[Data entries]
----------------------------------------

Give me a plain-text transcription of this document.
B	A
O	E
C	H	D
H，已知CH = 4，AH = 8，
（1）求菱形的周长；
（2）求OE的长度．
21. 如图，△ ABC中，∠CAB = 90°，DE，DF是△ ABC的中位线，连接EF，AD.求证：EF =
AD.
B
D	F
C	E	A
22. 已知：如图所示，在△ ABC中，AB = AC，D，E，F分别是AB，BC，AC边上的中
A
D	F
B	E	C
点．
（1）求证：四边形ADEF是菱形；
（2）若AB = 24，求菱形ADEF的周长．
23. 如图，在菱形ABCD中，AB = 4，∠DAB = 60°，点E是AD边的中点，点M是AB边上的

----------------------------------------

● Stated exercise:
Look above for lines with the word "ABC中" and copy them all.

● Response for this exercise:
21. 如图，△ ABC中，∠CAB = 90°，DE，DF是△ ABC的中位线，连接EF，AD.求证：EF =
22. 已知：如图所示，在△ ABC中，AB = AC，D，E，F分别是AB，BC，AC边上的中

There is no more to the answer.